• Description of the task: Word for word, restate every line of the material.

• Record excerpts:
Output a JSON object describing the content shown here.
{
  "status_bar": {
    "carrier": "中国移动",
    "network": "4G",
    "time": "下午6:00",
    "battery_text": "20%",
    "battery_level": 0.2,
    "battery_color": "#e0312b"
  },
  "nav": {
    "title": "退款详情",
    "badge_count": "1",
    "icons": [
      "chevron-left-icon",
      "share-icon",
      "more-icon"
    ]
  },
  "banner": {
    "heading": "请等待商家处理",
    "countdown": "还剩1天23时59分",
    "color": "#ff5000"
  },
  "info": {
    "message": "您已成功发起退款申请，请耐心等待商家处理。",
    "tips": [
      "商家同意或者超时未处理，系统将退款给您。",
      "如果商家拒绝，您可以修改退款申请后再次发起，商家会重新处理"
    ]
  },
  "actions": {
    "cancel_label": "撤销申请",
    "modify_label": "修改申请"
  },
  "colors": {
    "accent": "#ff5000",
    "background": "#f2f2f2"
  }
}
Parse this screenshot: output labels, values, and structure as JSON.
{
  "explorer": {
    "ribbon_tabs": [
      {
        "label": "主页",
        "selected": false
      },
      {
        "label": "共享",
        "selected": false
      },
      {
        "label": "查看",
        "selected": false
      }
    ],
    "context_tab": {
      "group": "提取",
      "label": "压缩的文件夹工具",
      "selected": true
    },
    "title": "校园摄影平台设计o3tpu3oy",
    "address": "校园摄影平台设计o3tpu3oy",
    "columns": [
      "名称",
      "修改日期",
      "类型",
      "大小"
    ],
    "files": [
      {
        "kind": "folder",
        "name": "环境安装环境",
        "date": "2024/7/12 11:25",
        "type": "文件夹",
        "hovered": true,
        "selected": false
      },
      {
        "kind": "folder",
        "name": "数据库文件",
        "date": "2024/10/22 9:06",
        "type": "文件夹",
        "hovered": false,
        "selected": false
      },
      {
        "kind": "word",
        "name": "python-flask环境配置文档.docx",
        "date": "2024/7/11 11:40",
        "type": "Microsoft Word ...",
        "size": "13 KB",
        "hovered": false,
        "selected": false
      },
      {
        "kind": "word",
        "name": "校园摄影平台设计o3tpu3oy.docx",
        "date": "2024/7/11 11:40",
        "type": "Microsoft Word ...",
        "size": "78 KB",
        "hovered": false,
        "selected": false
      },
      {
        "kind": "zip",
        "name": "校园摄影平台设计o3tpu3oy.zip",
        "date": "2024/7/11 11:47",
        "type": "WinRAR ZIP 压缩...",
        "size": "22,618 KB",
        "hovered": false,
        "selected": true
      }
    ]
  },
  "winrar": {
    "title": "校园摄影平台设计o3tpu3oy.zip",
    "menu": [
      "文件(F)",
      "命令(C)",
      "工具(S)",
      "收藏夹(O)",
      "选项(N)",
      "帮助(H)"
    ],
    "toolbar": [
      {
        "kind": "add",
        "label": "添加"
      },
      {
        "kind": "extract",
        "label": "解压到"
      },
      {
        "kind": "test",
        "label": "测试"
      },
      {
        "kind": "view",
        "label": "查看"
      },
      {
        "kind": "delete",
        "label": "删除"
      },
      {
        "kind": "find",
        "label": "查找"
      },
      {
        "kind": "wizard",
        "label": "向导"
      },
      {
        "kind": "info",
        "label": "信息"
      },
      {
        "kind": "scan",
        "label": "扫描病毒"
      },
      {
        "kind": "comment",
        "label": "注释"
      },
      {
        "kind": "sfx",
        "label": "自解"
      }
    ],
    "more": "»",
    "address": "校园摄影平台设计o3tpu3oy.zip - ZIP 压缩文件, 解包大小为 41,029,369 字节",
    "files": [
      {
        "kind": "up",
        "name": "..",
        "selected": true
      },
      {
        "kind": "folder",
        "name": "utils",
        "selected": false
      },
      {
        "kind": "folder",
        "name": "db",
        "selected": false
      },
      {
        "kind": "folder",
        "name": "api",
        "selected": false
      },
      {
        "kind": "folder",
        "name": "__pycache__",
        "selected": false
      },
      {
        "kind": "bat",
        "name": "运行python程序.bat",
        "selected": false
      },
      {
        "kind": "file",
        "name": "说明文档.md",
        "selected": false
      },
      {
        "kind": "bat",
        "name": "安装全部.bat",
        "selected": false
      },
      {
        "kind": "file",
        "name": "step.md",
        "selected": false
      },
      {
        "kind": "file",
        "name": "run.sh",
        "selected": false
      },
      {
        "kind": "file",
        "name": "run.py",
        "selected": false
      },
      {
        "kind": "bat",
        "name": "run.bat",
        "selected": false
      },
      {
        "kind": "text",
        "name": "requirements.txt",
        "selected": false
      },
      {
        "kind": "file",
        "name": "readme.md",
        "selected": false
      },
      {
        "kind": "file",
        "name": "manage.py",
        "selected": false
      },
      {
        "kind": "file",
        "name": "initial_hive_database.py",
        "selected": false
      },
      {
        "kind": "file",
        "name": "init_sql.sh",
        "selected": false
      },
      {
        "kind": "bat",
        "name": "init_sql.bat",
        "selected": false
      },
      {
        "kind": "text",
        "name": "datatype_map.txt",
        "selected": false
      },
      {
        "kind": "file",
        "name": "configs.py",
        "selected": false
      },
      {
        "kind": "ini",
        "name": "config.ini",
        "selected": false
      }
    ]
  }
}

• Full solution:
Output a JSON object describing the content shown here.
{
  "status_bar": {
    "carrier": "中国移动",
    "network": "4G",
    "time": "下午6:00",
    "battery_text": "20%",
    "battery_level": 0.2,
    "battery_color": "#e0312b"
  },
  "nav": {
    "title": "退款详情",
    "badge_count": "1",
    "icons": [
      "chevron-left-icon",
      "share-icon",
      "more-icon"
    ]
  },
  "banner": {
    "heading": "请等待商家处理",
    "countdown": "还剩1天23时59分",
    "color": "#ff5000"
  },
  "info": {
    "message": "您已成功发起退款申请，请耐心等待商家处理。",
    "tips": [
      "商家同意或者超时未处理，系统将退款给您。",
      "如果商家拒绝，您可以修改退款申请后再次发起，商家会重新处理"
    ]
  },
  "actions": {
    "cancel_label": "撤销申请",
    "modify_label": "修改申请"
  },
  "colors": {
    "accent": "#ff5000",
    "background": "#f2f2f2"
  }
}
Parse this screenshot: output labels, values, and structure as JSON.
{
  "explorer": {
    "ribbon_tabs": [
      {
        "label": "主页",
        "selected": false
      },
      {
        "label": "共享",
        "selected": false
      },
      {
        "label": "查看",
        "selected": false
      }
    ],
    "context_tab": {
      "group": "提取",
      "label": "压缩的文件夹工具",
      "selected": true
    },
    "title": "校园摄影平台设计o3tpu3oy",
    "address": "校园摄影平台设计o3tpu3oy",
    "columns": [
      "名称",
      "修改日期",
      "类型",
      "大小"
    ],
    "files": [
      {
        "kind": "folder",
        "name": "环境安装环境",
        "date": "2024/7/12 11:25",
        "type": "文件夹",
        "hovered": true,
        "selected": false
      },
      {
        "kind": "folder",
        "name": "数据库文件",
        "date": "2024/10/22 9:06",
        "type": "文件夹",
        "hovered": false,
        "selected": false
      },
      {
        "kind": "word",
        "name": "python-flask环境配置文档.docx",
        "date": "2024/7/11 11:40",
        "type": "Microsoft Word ...",
        "size": "13 KB",
        "hovered": false,
        "selected": false
      },
      {
        "kind": "word",
        "name": "校园摄影平台设计o3tpu3oy.docx",
        "date": "2024/7/11 11:40",
        "type": "Microsoft Word ...",
        "size": "78 KB",
        "hovered": false,
        "selected": false
      },
      {
        "kind": "zip",
        "name": "校园摄影平台设计o3tpu3oy.zip",
        "date": "2024/7/11 11:47",
        "type": "WinRAR ZIP 压缩...",
        "size": "22,618 KB",
        "hovered": false,
        "selected": true
      }
    ]
  },
  "winrar": {
    "title": "校园摄影平台设计o3tpu3oy.zip",
    "menu": [
      "文件(F)",
      "命令(C)",
      "工具(S)",
      "收藏夹(O)",
      "选项(N)",
      "帮助(H)"
    ],
    "toolbar": [
      {
        "kind": "add",
        "label": "添加"
      },
      {
        "kind": "extract",
        "label": "解压到"
      },
      {
        "kind": "test",
        "label": "测试"
      },
      {
        "kind": "view",
        "label": "查看"
      },
      {
        "kind": "delete",
        "label": "删除"
      },
      {
        "kind": "find",
        "label": "查找"
      },
      {
        "kind": "wizard",
        "label": "向导"
      },
      {
        "kind": "info",
        "label": "信息"
      },
      {
        "kind": "scan",
        "label": "扫描病毒"
      },
      {
        "kind": "comment",
        "label": "注释"
      },
      {
        "kind": "sfx",
        "label": "自解"
      }
    ],
    "more": "»",
    "address": "校园摄影平台设计o3tpu3oy.zip - ZIP 压缩文件, 解包大小为 41,029,369 字节",
    "files": [
      {
        "kind": "up",
        "name": "..",
        "selected": true
      },
      {
        "kind": "folder",
        "name": "utils",
        "selected": false
      },
      {
        "kind": "folder",
        "name": "db",
        "selected": false
      },
      {
        "kind": "folder",
        "name": "api",
        "selected": false
      },
      {
        "kind": "folder",
        "name": "__pycache__",
        "selected": false
      },
      {
        "kind": "bat",
        "name": "运行python程序.bat",
        "selected": false
      },
      {
        "kind": "file",
        "name": "说明文档.md",
        "selected": false
      },
      {
        "kind": "bat",
        "name": "安装全部.bat",
        "selected": false
      },
      {
        "kind": "file",
        "name": "step.md",
        "selected": false
      },
      {
        "kind": "file",
        "name": "run.sh",
        "selected": false
      },
      {
        "kind": "file",
        "name": "run.py",
        "selected": false
      },
      {
        "kind": "bat",
        "name": "run.bat",
        "selected": false
      },
      {
        "kind": "text",
        "name": "requirements.txt",
        "selected": false
      },
      {
        "kind": "file",
        "name": "readme.md",
        "selected": false
      },
      {
        "kind": "file",
        "name": "manage.py",
        "selected": false
      },
      {
        "kind": "file",
        "name": "initial_hive_database.py",
        "selected": false
      },
      {
        "kind": "file",
        "name": "init_sql.sh",
        "selected": false
      },
      {
        "kind": "bat",
        "name": "init_sql.bat",
        "selected": false
      },
      {
        "kind": "text",
        "name": "datatype_map.txt",
        "selected": false
      },
      {
        "kind": "file",
        "name": "configs.py",
        "selected": false
      },
      {
        "kind": "ini",
        "name": "config.ini",
        "selected": false
      }
    ]
  }
}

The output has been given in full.